═════ Supplied records ═════

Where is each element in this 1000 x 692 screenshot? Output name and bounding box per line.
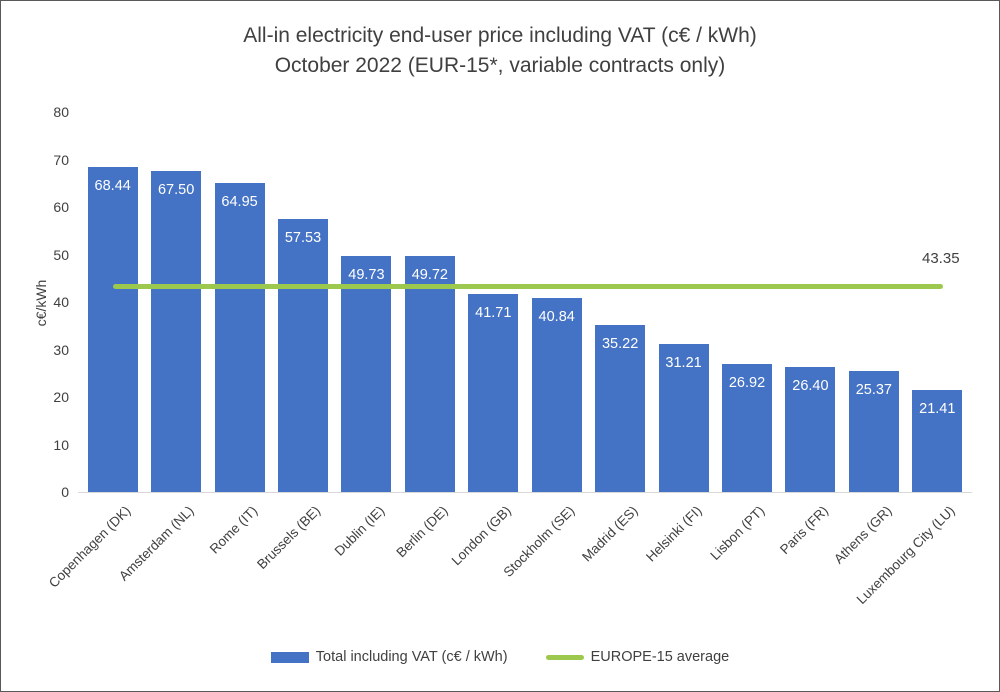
average-line-value-label: 43.35 <box>922 250 960 268</box>
bar-Paris (FR) <box>785 366 836 492</box>
x-tick-label: Helsinki (FI) <box>642 503 705 565</box>
y-tick-label: 30 <box>53 341 69 358</box>
bar-Luxembourg City (LU) <box>912 390 963 492</box>
legend: Total including VAT (c€ / kWh) EUROPE-15… <box>1 649 999 665</box>
chart-title: All-in electricity end-user price includ… <box>1 21 999 81</box>
y-tick-label: 40 <box>53 294 69 310</box>
average-line <box>112 283 944 289</box>
legend-total-label: Total including VAT (c€ / kWh) <box>315 649 508 665</box>
bar-value-label: 21.41 <box>919 401 956 418</box>
x-tick-label: Athens (GR) <box>830 503 895 567</box>
legend-line-swatch-icon <box>545 654 584 660</box>
x-tick-label: Berlin (DE) <box>393 503 451 561</box>
bar-Lisbon (PT) <box>722 364 772 492</box>
bar-value-label: 41.71 <box>475 304 512 321</box>
bar-value-label: 40.84 <box>538 309 575 325</box>
bar-Athens (GR) <box>848 371 899 492</box>
x-axis-line <box>78 492 972 493</box>
x-tick-label: Madrid (ES) <box>579 503 641 565</box>
bar-value-label: 26.40 <box>792 377 829 394</box>
bar-Helsinki (FI) <box>658 343 709 492</box>
legend-item-total: Total including VAT (c€ / kWh) <box>270 649 508 665</box>
bar-Copenhagen (DK) <box>87 166 138 492</box>
bar-value-label: 67.50 <box>157 182 195 199</box>
x-tick-label: Dublin (IE) <box>331 503 388 559</box>
x-tick-label: Paris (FR) <box>776 503 832 558</box>
bar-value-label: 26.92 <box>728 375 766 392</box>
x-tick-label: London (GB) <box>448 503 514 569</box>
x-tick-label: Lisbon (PT) <box>707 503 768 563</box>
bar-value-label: 25.37 <box>855 382 892 399</box>
bar-Dublin (IE) <box>341 255 392 492</box>
x-tick-label: Rome (IT) <box>206 503 261 557</box>
legend-item-average: EUROPE-15 average <box>545 649 730 665</box>
bar-Rome (IT) <box>214 183 265 492</box>
bar-value-label: 68.44 <box>94 177 131 194</box>
bar-value-label: 49.73 <box>348 266 385 283</box>
y-tick-label: 70 <box>53 151 69 168</box>
bar-value-label: 57.53 <box>284 229 322 246</box>
bar-value-label: 64.95 <box>221 194 258 211</box>
bar-value-label: 49.72 <box>411 266 448 283</box>
chart-title-line1: All-in electricity end-user price includ… <box>243 24 757 47</box>
legend-bar-swatch-icon <box>270 651 309 663</box>
y-tick-label: 10 <box>53 436 69 453</box>
bar-Berlin (DE) <box>404 255 455 492</box>
y-tick-label: 20 <box>53 389 69 405</box>
bar-value-label: 35.22 <box>601 335 639 352</box>
bar-value-label: 31.21 <box>665 354 702 371</box>
bar-Madrid (ES) <box>595 324 646 492</box>
bar-Stockholm (SE) <box>531 298 582 492</box>
legend-average-label: EUROPE-15 average <box>590 649 730 665</box>
bar-Brussels (BE) <box>278 218 328 492</box>
y-tick-label: 80 <box>53 104 69 120</box>
y-tick-label: 60 <box>53 199 69 215</box>
x-tick-label: Brussels (BE) <box>254 503 324 572</box>
bar-Amsterdam (NL) <box>151 171 202 492</box>
chart-title-line2: October 2022 (EUR-15*, variable contract… <box>274 54 726 77</box>
y-tick-label: 0 <box>61 484 69 500</box>
y-tick-label: 50 <box>53 246 69 263</box>
bar-London (GB) <box>468 293 519 492</box>
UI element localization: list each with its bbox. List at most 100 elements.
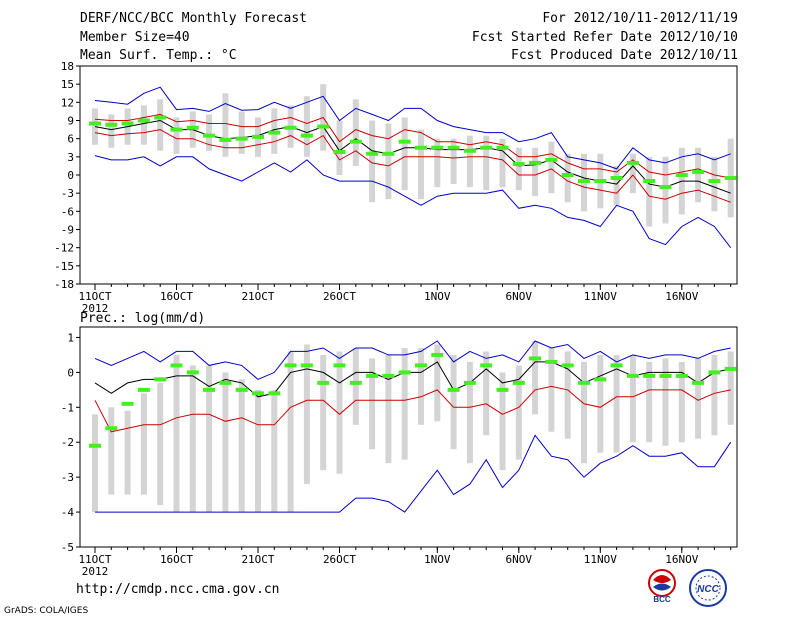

═════

__Job__.
Return every line of the items above word for word, leaving out the pictures.

__Exercise result__.
Where is each element in this 1000 x 692 screenshot? Output name and bounding box per line.
average-line-value-label: 43.35 <box>922 250 960 268</box>
bar-Paris (FR) <box>785 366 836 492</box>
x-tick-label: Helsinki (FI) <box>642 503 705 565</box>
y-tick-label: 30 <box>53 341 69 358</box>
bar-Luxembourg City (LU) <box>912 390 963 492</box>
legend: Total including VAT (c€ / kWh) EUROPE-15… <box>1 649 999 665</box>
chart-title: All-in electricity end-user price includ… <box>1 21 999 81</box>
y-tick-label: 40 <box>53 294 69 310</box>
average-line <box>112 283 944 289</box>
legend-total-label: Total including VAT (c€ / kWh) <box>315 649 508 665</box>
bar-value-label: 21.41 <box>919 401 956 418</box>
x-tick-label: Athens (GR) <box>830 503 895 567</box>
legend-line-swatch-icon <box>545 654 584 660</box>
x-tick-label: Berlin (DE) <box>393 503 451 561</box>
bar-Lisbon (PT) <box>722 364 772 492</box>
bar-value-label: 41.71 <box>475 304 512 321</box>
bar-value-label: 40.84 <box>538 309 575 325</box>
bar-Athens (GR) <box>848 371 899 492</box>
x-axis-line <box>78 492 972 493</box>
x-tick-label: Madrid (ES) <box>579 503 641 565</box>
bar-value-label: 26.40 <box>792 377 829 394</box>
bar-Helsinki (FI) <box>658 343 709 492</box>
legend-item-total: Total including VAT (c€ / kWh) <box>270 649 508 665</box>
bar-Copenhagen (DK) <box>87 166 138 492</box>
bar-value-label: 67.50 <box>157 182 195 199</box>
x-tick-label: Dublin (IE) <box>331 503 388 559</box>
x-tick-label: Paris (FR) <box>776 503 832 558</box>
bar-value-label: 26.92 <box>728 375 766 392</box>
x-tick-label: London (GB) <box>448 503 514 569</box>
x-tick-label: Lisbon (PT) <box>707 503 768 563</box>
bar-value-label: 25.37 <box>855 382 892 399</box>
bar-Dublin (IE) <box>341 255 392 492</box>
x-tick-label: Rome (IT) <box>206 503 261 557</box>
legend-item-average: EUROPE-15 average <box>545 649 730 665</box>
bar-Rome (IT) <box>214 183 265 492</box>
bar-value-label: 68.44 <box>94 177 131 194</box>
bar-value-label: 49.73 <box>348 266 385 283</box>
y-tick-label: 70 <box>53 151 69 168</box>
bar-value-label: 57.53 <box>284 229 322 246</box>
bar-value-label: 64.95 <box>221 194 258 211</box>
bar-value-label: 49.72 <box>411 266 448 283</box>
chart-title-line1: All-in electricity end-user price includ… <box>243 24 757 47</box>
legend-bar-swatch-icon <box>270 651 309 663</box>
y-tick-label: 10 <box>53 436 69 453</box>
bar-Berlin (DE) <box>404 255 455 492</box>
y-tick-label: 20 <box>53 389 69 405</box>
bar-value-label: 35.22 <box>601 335 639 352</box>
bar-value-label: 31.21 <box>665 354 702 371</box>
bar-Madrid (ES) <box>595 324 646 492</box>
bar-Stockholm (SE) <box>531 298 582 492</box>
legend-average-label: EUROPE-15 average <box>590 649 730 665</box>
bar-Brussels (BE) <box>278 218 328 492</box>
y-tick-label: 80 <box>53 104 69 120</box>
y-tick-label: 60 <box>53 199 69 215</box>
x-tick-label: Brussels (BE) <box>254 503 324 572</box>
bar-Amsterdam (NL) <box>151 171 202 492</box>
chart-title-line2: October 2022 (EUR-15*, variable contract… <box>274 54 726 77</box>
y-tick-label: 0 <box>61 484 69 500</box>
y-tick-label: 50 <box>53 246 69 263</box>
bar-London (GB) <box>468 293 519 492</box>
UI element localization: list each with its bbox. List at most 100 elements.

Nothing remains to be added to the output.